▶ _What you need to do_
Find each line with the word "звании" in it, then give the total alone.

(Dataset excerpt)
━━━━

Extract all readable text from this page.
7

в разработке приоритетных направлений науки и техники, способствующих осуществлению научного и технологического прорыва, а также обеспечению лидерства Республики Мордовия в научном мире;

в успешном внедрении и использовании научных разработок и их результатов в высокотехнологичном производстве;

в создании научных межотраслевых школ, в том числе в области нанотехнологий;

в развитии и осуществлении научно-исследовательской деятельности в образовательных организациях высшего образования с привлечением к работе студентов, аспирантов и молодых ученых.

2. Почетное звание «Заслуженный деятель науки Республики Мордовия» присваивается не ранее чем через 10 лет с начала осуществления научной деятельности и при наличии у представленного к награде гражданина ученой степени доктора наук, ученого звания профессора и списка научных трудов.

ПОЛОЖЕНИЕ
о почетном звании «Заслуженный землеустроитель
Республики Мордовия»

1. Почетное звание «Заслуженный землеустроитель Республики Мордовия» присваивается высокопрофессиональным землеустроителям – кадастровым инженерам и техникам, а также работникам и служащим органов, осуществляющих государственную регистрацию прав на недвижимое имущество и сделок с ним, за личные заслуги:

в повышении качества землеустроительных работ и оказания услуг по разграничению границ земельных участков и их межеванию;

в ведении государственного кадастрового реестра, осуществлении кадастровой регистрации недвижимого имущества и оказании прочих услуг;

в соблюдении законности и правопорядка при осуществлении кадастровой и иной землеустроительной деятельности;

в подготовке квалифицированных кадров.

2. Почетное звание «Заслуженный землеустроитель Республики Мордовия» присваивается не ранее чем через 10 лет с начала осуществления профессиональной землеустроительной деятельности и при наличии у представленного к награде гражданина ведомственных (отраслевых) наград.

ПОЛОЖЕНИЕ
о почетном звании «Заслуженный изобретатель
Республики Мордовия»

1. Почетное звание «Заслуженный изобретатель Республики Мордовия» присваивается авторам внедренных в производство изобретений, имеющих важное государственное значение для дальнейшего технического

━━━━

▶ _Solution for this problem_
2